§ **WHAT TO DO**: Quote the full listing word for word.

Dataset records
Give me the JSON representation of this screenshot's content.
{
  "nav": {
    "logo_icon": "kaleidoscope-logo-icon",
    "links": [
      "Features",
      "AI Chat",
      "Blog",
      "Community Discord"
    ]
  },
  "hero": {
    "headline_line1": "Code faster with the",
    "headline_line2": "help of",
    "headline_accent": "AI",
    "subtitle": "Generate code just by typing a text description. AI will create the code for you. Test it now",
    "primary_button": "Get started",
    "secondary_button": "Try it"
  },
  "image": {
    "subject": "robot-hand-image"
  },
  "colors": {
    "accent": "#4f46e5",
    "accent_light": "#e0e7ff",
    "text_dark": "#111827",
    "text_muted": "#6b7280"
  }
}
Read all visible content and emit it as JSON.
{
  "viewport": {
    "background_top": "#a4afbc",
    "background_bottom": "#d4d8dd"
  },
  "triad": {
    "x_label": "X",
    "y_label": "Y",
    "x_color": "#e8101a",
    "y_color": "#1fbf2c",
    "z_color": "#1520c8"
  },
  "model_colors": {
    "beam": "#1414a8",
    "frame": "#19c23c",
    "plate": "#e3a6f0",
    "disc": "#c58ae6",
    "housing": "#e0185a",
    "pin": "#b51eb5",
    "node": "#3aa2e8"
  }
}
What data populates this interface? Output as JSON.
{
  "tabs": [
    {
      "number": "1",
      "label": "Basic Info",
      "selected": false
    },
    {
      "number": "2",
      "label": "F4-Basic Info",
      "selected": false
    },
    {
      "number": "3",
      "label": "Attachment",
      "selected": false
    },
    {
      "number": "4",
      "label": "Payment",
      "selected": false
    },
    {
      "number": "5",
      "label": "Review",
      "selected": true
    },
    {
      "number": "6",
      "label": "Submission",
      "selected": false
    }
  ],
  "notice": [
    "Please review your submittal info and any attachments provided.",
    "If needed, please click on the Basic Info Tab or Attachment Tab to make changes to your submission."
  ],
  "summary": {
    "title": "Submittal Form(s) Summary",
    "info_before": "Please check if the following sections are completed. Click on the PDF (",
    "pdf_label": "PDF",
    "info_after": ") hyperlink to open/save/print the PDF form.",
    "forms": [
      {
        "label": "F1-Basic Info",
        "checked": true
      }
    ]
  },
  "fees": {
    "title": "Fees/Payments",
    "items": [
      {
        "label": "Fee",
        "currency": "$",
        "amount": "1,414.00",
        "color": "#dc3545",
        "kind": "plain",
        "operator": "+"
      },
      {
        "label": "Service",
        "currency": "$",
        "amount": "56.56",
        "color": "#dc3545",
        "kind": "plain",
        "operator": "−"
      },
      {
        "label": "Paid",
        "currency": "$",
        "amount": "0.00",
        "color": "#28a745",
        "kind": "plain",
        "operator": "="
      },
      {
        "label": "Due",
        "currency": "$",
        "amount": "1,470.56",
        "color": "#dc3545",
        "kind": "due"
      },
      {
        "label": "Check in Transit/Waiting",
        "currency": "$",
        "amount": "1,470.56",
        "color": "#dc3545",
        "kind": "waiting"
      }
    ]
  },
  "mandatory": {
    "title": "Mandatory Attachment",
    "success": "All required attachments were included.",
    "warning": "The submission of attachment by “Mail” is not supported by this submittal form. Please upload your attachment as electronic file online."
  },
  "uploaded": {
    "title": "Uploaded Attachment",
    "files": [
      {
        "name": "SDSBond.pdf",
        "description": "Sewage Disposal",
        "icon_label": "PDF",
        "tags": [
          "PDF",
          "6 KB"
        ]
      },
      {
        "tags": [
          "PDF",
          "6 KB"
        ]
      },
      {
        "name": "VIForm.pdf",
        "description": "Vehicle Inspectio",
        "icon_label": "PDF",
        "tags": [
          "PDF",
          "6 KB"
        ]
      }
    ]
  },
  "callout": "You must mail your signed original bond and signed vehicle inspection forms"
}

§ **RESULT OF THE EXERCISE**:
Give me the JSON representation of this screenshot's content.
{
  "nav": {
    "logo_icon": "kaleidoscope-logo-icon",
    "links": [
      "Features",
      "AI Chat",
      "Blog",
      "Community Discord"
    ]
  },
  "hero": {
    "headline_line1": "Code faster with the",
    "headline_line2": "help of",
    "headline_accent": "AI",
    "subtitle": "Generate code just by typing a text description. AI will create the code for you. Test it now",
    "primary_button": "Get started",
    "secondary_button": "Try it"
  },
  "image": {
    "subject": "robot-hand-image"
  },
  "colors": {
    "accent": "#4f46e5",
    "accent_light": "#e0e7ff",
    "text_dark": "#111827",
    "text_muted": "#6b7280"
  }
}
Read all visible content and emit it as JSON.
{
  "viewport": {
    "background_top": "#a4afbc",
    "background_bottom": "#d4d8dd"
  },
  "triad": {
    "x_label": "X",
    "y_label": "Y",
    "x_color": "#e8101a",
    "y_color": "#1fbf2c",
    "z_color": "#1520c8"
  },
  "model_colors": {
    "beam": "#1414a8",
    "frame": "#19c23c",
    "plate": "#e3a6f0",
    "disc": "#c58ae6",
    "housing": "#e0185a",
    "pin": "#b51eb5",
    "node": "#3aa2e8"
  }
}
What data populates this interface? Output as JSON.
{
  "tabs": [
    {
      "number": "1",
      "label": "Basic Info",
      "selected": false
    },
    {
      "number": "2",
      "label": "F4-Basic Info",
      "selected": false
    },
    {
      "number": "3",
      "label": "Attachment",
      "selected": false
    },
    {
      "number": "4",
      "label": "Payment",
      "selected": false
    },
    {
      "number": "5",
      "label": "Review",
      "selected": true
    },
    {
      "number": "6",
      "label": "Submission",
      "selected": false
    }
  ],
  "notice": [
    "Please review your submittal info and any attachments provided.",
    "If needed, please click on the Basic Info Tab or Attachment Tab to make changes to your submission."
  ],
  "summary": {
    "title": "Submittal Form(s) Summary",
    "info_before": "Please check if the following sections are completed. Click on the PDF (",
    "pdf_label": "PDF",
    "info_after": ") hyperlink to open/save/print the PDF form.",
    "forms": [
      {
        "label": "F1-Basic Info",
        "checked": true
      }
    ]
  },
  "fees": {
    "title": "Fees/Payments",
    "items": [
      {
        "label": "Fee",
        "currency": "$",
        "amount": "1,414.00",
        "color": "#dc3545",
        "kind": "plain",
        "operator": "+"
      },
      {
        "label": "Service",
        "currency": "$",
        "amount": "56.56",
        "color": "#dc3545",
        "kind": "plain",
        "operator": "−"
      },
      {
        "label": "Paid",
        "currency": "$",
        "amount": "0.00",
        "color": "#28a745",
        "kind": "plain",
        "operator": "="
      },
      {
        "label": "Due",
        "currency": "$",
        "amount": "1,470.56",
        "color": "#dc3545",
        "kind": "due"
      },
      {
        "label": "Check in Transit/Waiting",
        "currency": "$",
        "amount": "1,470.56",
        "color": "#dc3545",
        "kind": "waiting"
      }
    ]
  },
  "mandatory": {
    "title": "Mandatory Attachment",
    "success": "All required attachments were included.",
    "warning": "The submission of attachment by “Mail” is not supported by this submittal form. Please upload your attachment as electronic file online."
  },
  "uploaded": {
    "title": "Uploaded Attachment",
    "files": [
      {
        "name": "SDSBond.pdf",
        "description": "Sewage Disposal",
        "icon_label": "PDF",
        "tags": [
          "PDF",
          "6 KB"
        ]
      },
      {
        "tags": [
          "PDF",
          "6 KB"
        ]
      },
      {
        "name": "VIForm.pdf",
        "description": "Vehicle Inspectio",
        "icon_label": "PDF",
        "tags": [
          "PDF",
          "6 KB"
        ]
      }
    ]
  },
  "callout": "You must mail your signed original bond and signed vehicle inspection forms"
}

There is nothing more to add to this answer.